*Required work*: Please give the entries again in full and exactly, without any picture.

***

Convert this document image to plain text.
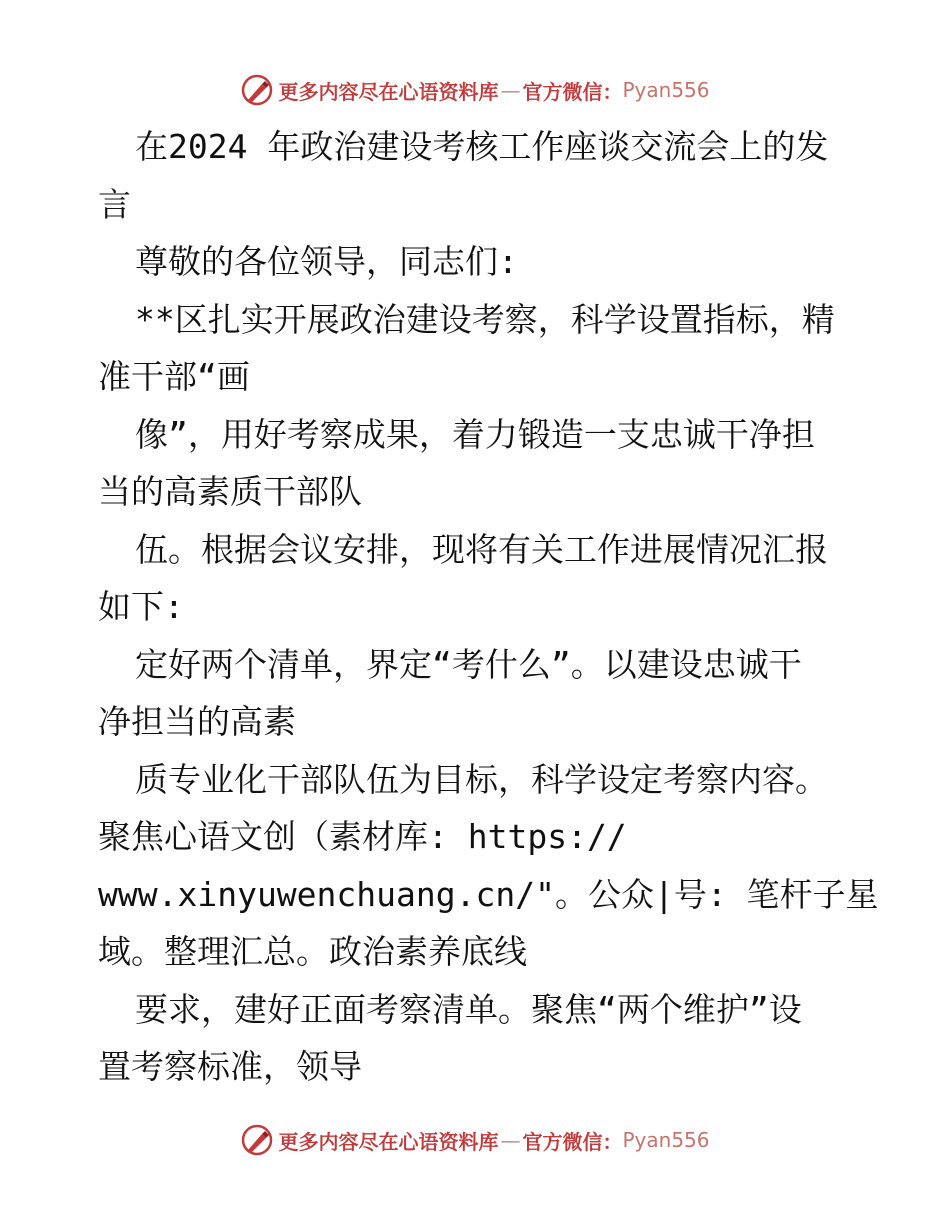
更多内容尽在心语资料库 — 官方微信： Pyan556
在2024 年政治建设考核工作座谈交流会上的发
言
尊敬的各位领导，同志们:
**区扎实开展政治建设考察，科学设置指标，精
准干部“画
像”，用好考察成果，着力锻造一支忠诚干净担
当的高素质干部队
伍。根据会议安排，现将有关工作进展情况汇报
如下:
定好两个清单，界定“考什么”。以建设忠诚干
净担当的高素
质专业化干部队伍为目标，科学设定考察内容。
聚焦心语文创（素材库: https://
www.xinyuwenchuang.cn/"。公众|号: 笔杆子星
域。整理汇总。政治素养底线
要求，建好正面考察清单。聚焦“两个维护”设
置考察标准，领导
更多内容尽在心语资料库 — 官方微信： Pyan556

***

*Answer to this problem*:
Convert this document image to plain text.
更多内容尽在心语资料库 — 官方微信： Pyan556
在2024 年政治建设考核工作座谈交流会上的发
言
尊敬的各位领导，同志们:
**区扎实开展政治建设考察，科学设置指标，精
准干部“画
像”，用好考察成果，着力锻造一支忠诚干净担
当的高素质干部队
伍。根据会议安排，现将有关工作进展情况汇报
如下:
定好两个清单，界定“考什么”。以建设忠诚干
净担当的高素
质专业化干部队伍为目标，科学设定考察内容。
聚焦心语文创（素材库: https://
www.xinyuwenchuang.cn/"。公众|号: 笔杆子星
域。整理汇总。政治素养底线
要求，建好正面考察清单。聚焦“两个维护”设
置考察标准，领导
更多内容尽在心语资料库 — 官方微信： Pyan556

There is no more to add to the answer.